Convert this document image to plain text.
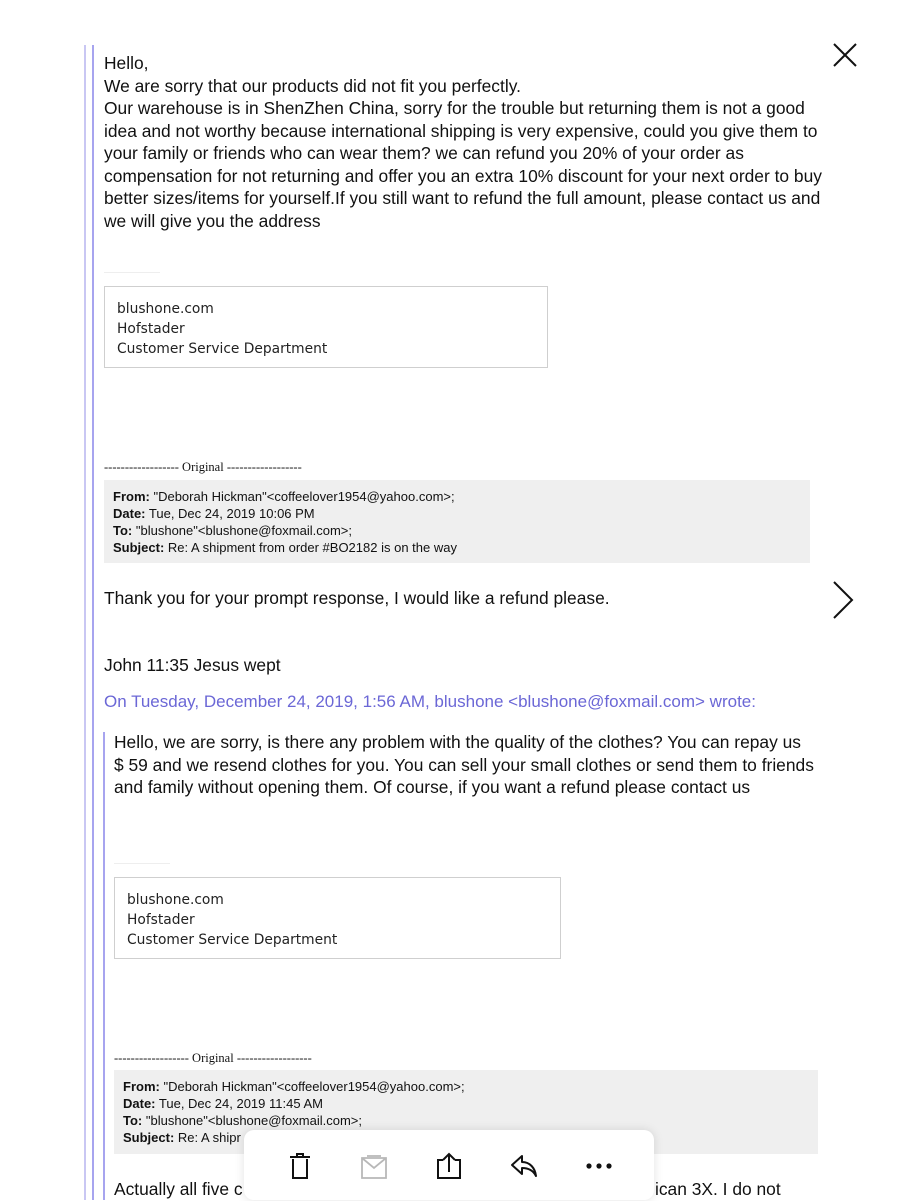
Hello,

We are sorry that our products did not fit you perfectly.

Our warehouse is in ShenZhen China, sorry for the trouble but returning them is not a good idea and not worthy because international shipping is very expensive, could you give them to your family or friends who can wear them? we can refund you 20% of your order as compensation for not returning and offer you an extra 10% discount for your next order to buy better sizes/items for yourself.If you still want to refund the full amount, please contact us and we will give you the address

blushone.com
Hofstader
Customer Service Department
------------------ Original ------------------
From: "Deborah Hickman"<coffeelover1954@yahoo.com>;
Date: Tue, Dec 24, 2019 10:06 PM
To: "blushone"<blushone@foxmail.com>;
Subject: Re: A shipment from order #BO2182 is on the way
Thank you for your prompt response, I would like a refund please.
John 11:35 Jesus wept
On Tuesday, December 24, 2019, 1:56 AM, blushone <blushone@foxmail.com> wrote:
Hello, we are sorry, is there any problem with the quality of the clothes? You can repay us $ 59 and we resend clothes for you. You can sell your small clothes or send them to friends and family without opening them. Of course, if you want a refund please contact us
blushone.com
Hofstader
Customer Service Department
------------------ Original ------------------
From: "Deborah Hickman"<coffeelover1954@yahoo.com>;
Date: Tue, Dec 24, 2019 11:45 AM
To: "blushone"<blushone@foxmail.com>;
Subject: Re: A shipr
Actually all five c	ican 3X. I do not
--
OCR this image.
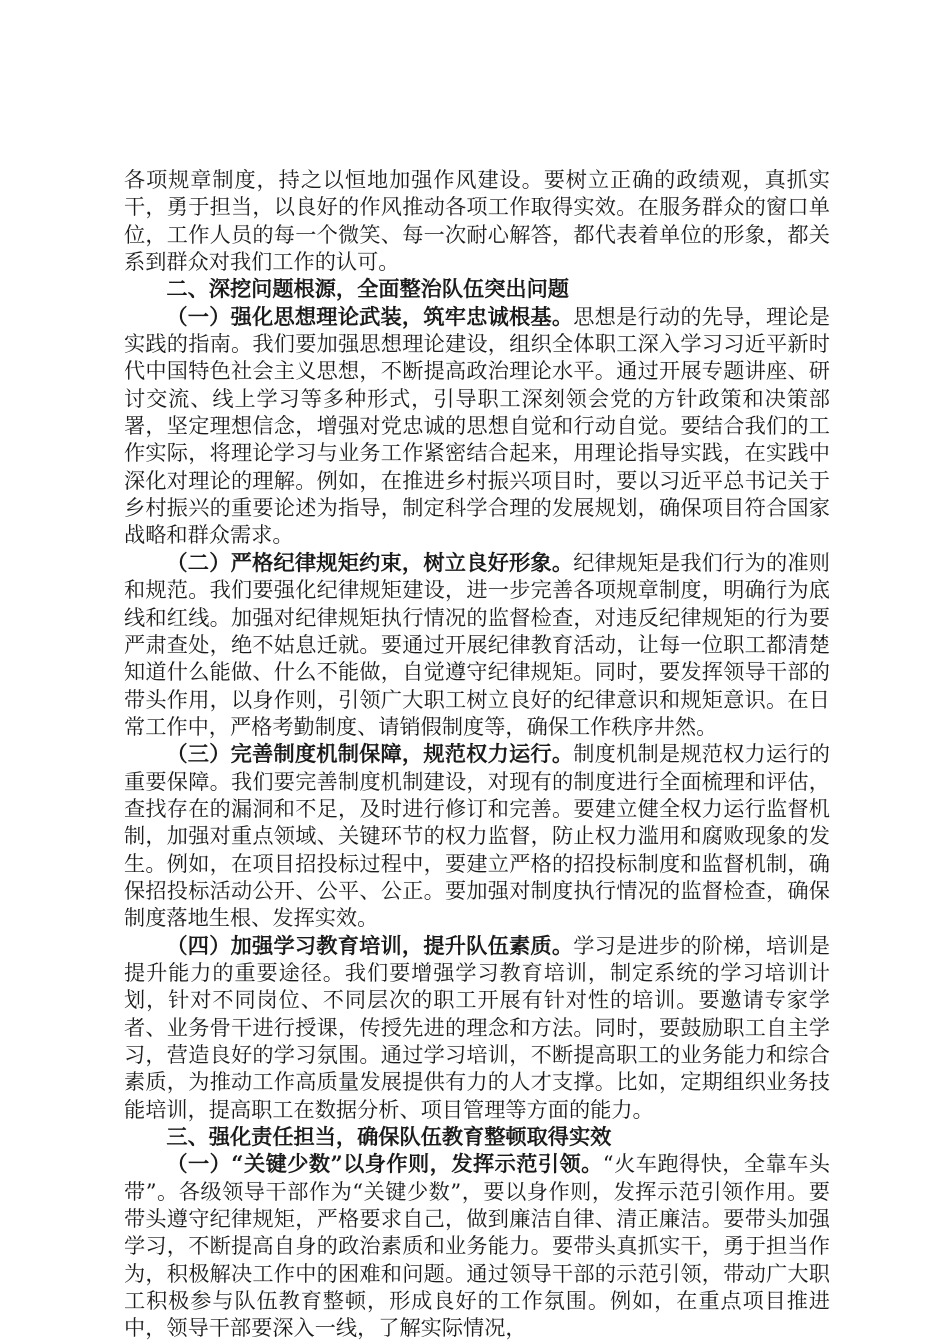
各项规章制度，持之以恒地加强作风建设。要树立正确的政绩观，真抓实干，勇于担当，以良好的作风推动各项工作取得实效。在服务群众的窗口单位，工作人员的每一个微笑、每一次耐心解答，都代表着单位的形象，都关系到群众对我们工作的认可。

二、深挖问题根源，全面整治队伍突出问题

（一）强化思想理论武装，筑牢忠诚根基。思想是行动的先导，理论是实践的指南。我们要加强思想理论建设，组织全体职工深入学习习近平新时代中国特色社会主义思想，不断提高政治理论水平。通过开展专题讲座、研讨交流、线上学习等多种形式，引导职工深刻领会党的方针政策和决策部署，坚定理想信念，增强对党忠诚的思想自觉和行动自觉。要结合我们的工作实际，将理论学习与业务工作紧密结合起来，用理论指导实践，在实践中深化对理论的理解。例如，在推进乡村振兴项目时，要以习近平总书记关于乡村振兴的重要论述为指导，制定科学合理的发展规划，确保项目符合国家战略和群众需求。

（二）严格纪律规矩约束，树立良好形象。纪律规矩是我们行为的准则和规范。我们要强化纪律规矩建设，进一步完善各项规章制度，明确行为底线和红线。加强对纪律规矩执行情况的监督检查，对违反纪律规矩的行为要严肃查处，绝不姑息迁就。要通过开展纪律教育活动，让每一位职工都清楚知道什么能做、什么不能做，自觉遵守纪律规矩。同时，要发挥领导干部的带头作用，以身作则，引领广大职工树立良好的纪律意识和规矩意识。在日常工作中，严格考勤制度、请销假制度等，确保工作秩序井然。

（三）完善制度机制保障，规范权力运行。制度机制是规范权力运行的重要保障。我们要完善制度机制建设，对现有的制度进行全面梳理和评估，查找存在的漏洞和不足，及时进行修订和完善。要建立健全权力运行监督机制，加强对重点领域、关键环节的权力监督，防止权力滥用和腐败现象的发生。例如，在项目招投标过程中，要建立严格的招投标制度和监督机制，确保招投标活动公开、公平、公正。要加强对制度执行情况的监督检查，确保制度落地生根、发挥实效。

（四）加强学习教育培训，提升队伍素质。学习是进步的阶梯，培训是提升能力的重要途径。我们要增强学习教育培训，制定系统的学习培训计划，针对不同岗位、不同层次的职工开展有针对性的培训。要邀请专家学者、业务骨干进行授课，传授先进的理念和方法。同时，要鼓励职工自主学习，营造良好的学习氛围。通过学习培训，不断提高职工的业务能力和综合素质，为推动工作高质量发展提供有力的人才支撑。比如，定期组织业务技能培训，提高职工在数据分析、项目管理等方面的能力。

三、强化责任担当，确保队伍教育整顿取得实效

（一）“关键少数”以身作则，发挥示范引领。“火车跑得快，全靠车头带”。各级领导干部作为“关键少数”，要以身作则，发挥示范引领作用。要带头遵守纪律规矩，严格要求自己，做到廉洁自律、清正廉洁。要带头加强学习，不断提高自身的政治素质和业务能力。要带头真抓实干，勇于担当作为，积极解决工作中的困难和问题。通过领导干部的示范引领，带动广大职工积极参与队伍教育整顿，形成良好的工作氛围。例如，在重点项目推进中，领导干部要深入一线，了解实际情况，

Problem → Extract every line containing the string "Date" from the material.

Exercise output →
Date: Tue, Dec 24, 2019 10:06 PM
Date: Tue, Dec 24, 2019 11:45 AM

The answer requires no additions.